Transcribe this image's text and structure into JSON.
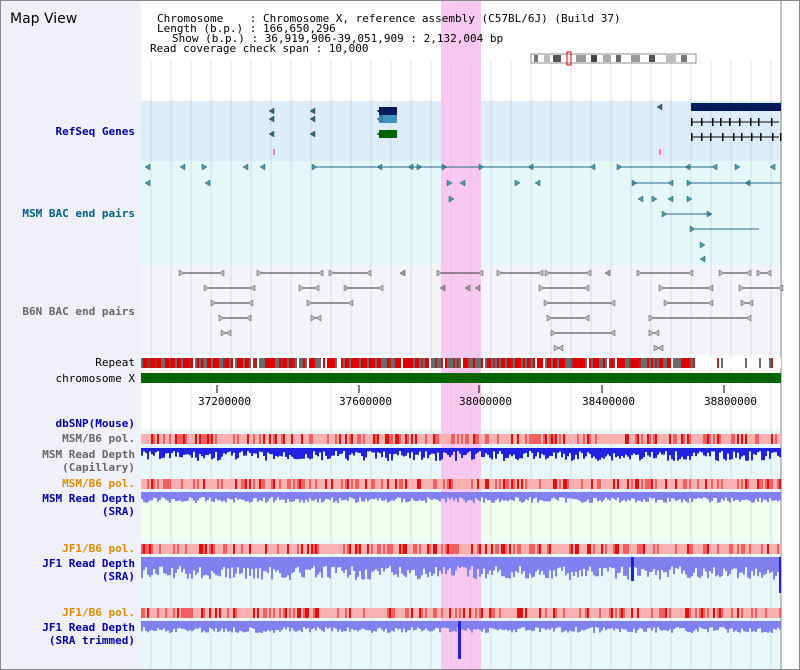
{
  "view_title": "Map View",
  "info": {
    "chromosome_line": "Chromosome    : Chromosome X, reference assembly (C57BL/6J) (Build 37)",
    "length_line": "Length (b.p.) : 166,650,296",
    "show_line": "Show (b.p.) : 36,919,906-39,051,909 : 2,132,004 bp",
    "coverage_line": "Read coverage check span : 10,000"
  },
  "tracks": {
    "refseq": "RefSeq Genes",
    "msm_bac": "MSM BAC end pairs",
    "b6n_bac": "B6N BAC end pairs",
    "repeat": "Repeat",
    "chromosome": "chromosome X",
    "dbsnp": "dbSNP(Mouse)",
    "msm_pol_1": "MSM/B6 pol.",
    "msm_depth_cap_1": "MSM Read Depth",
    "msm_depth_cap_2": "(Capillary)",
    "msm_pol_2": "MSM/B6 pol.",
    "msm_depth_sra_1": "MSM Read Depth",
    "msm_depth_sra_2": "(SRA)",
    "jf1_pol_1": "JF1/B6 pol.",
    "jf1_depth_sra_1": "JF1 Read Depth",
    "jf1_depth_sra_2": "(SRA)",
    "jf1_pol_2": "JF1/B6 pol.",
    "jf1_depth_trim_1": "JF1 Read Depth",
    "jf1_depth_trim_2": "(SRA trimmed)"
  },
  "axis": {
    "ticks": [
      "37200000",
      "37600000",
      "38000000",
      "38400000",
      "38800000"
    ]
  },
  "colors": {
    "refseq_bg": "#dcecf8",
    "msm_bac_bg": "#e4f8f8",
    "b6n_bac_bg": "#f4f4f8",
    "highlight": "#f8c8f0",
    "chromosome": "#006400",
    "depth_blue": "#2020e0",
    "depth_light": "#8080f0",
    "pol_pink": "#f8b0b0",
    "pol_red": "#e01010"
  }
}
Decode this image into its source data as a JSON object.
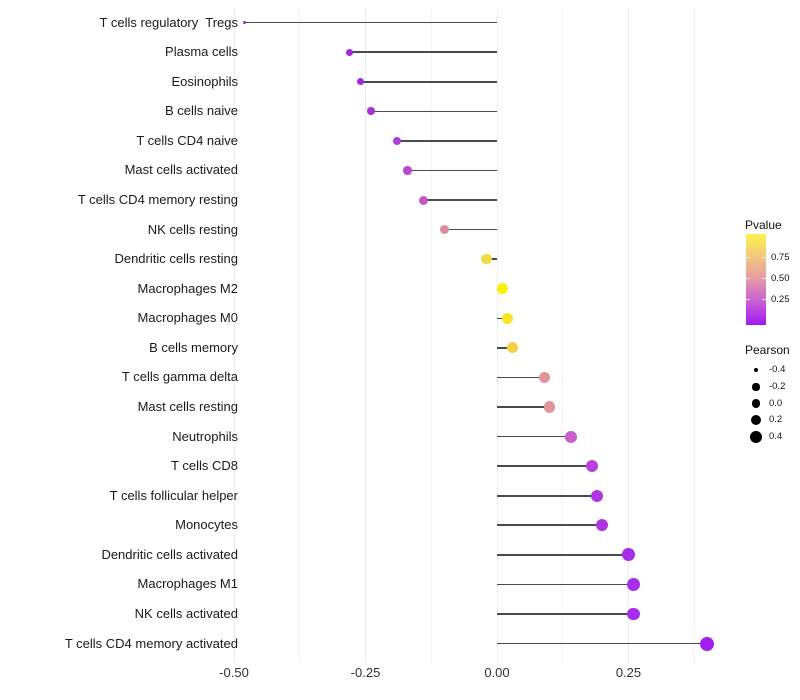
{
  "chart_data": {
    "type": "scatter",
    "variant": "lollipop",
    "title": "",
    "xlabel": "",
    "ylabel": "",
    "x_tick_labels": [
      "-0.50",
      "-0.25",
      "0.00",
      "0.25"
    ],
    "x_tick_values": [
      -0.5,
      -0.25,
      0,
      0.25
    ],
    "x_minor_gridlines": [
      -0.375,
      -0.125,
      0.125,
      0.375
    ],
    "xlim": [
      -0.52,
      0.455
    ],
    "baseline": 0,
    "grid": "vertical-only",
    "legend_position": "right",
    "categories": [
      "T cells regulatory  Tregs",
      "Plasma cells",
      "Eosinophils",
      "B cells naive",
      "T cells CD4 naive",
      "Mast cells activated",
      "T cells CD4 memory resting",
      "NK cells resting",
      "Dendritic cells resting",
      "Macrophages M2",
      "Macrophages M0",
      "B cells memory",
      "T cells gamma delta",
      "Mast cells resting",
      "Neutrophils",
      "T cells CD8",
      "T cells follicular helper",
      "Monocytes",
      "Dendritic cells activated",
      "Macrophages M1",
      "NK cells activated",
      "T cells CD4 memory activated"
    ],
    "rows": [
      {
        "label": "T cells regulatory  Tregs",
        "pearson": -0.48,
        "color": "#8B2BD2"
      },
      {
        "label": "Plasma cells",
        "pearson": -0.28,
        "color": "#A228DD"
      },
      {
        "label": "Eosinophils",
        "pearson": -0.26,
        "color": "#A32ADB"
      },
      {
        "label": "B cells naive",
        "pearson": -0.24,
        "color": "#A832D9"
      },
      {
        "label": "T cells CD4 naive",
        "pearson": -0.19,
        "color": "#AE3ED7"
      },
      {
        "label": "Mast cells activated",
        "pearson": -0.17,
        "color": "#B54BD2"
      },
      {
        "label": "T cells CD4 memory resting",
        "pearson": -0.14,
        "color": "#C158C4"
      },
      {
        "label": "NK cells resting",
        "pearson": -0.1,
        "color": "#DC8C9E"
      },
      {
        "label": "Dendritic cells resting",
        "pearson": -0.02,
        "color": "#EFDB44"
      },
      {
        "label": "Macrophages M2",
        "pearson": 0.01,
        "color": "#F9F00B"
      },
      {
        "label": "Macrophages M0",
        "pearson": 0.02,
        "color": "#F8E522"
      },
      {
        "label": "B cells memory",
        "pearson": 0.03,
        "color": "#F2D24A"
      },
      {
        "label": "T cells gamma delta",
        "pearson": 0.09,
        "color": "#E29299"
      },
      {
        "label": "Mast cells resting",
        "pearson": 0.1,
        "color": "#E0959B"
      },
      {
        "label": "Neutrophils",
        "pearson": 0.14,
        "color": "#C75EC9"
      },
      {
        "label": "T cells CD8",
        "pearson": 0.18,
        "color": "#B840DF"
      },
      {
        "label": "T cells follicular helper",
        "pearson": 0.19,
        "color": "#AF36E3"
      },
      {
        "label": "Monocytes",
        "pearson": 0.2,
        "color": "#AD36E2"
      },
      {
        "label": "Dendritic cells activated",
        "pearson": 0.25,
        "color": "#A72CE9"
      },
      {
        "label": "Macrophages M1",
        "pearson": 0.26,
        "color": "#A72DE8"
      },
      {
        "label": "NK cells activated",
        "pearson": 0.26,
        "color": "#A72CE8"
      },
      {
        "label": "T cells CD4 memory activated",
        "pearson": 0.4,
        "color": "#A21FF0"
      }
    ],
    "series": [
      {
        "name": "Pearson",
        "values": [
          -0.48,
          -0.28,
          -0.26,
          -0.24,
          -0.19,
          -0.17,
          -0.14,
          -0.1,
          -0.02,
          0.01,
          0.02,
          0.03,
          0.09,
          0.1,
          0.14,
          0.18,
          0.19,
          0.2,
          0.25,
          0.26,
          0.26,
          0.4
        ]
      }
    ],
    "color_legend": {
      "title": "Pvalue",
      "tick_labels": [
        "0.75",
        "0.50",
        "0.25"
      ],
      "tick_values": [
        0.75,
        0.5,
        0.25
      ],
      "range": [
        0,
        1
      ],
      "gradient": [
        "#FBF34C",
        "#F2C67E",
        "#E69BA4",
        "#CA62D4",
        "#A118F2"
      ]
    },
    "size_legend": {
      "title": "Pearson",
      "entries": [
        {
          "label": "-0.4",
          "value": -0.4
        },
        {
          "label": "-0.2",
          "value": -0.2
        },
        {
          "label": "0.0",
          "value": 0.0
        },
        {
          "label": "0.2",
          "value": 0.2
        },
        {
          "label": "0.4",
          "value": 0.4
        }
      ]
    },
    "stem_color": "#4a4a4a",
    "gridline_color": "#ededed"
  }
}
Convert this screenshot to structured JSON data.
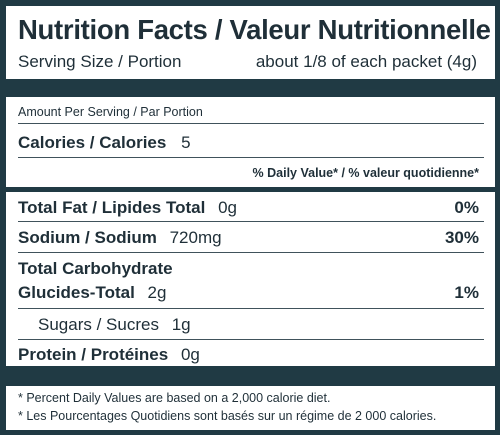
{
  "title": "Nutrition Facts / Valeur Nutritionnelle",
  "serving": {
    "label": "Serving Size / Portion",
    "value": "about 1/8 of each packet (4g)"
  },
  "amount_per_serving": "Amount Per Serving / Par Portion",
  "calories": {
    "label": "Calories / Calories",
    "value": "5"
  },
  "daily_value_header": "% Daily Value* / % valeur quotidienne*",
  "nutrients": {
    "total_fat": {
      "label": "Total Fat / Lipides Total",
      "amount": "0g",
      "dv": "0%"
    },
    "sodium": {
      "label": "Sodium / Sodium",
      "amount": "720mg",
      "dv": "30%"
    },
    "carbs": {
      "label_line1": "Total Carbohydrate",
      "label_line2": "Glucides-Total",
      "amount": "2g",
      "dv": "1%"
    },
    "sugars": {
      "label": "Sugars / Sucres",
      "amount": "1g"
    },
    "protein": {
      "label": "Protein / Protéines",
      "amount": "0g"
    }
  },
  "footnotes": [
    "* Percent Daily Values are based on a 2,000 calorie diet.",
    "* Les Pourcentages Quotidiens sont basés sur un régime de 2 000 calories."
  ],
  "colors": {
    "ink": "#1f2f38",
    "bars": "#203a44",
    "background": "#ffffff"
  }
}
========
**EXERCISE REQUIREMENTS:** Among the lines above, find the ones containing "gamma" and copy them.

**ANSWER:**
      "T cells gamma delta",
        "label": "T cells gamma delta",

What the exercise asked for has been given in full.